WORK TO BE COMPLETED
Locate every line in the records below that contains the string "annotation", and copy each of those lines in full.
---------- DATASET RECORDS ----------
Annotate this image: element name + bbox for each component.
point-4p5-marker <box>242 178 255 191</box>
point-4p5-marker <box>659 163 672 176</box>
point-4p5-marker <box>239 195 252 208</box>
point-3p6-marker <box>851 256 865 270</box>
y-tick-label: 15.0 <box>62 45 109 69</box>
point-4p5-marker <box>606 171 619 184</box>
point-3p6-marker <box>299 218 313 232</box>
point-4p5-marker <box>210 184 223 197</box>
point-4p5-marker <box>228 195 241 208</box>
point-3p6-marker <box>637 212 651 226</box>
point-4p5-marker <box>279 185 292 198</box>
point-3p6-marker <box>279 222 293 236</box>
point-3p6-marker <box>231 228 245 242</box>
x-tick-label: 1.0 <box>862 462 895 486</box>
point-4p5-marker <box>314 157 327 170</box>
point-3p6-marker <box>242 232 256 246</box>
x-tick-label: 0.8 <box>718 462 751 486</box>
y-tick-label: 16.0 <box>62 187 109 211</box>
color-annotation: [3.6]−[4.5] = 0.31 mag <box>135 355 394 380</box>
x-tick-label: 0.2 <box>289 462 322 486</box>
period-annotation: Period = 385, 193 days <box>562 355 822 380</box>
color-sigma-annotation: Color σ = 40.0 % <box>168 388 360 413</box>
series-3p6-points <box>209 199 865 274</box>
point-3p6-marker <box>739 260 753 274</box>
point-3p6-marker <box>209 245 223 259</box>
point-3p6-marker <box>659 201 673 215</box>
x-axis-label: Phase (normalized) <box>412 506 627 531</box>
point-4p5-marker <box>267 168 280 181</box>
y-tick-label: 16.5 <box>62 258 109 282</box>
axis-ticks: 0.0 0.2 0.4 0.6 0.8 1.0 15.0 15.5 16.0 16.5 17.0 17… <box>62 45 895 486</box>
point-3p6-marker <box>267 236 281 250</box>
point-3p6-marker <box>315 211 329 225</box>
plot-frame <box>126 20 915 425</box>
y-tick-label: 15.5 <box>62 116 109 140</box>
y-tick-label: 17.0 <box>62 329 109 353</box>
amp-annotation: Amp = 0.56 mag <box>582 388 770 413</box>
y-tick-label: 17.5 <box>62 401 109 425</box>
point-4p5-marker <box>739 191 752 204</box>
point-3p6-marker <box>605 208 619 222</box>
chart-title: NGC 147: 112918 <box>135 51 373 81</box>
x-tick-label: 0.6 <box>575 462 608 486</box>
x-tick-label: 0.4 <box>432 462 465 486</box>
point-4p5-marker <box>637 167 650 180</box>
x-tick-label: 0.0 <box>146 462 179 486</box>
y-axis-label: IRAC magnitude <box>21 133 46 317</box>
----------
COMPLETED TASK
color-annotation: [3.6]−[4.5] = 0.31 mag <box>135 355 394 380</box>
period-annotation: Period = 385, 193 days <box>562 355 822 380</box>
color-sigma-annotation: Color σ = 40.0 % <box>168 388 360 413</box>
amp-annotation: Amp = 0.56 mag <box>582 388 770 413</box>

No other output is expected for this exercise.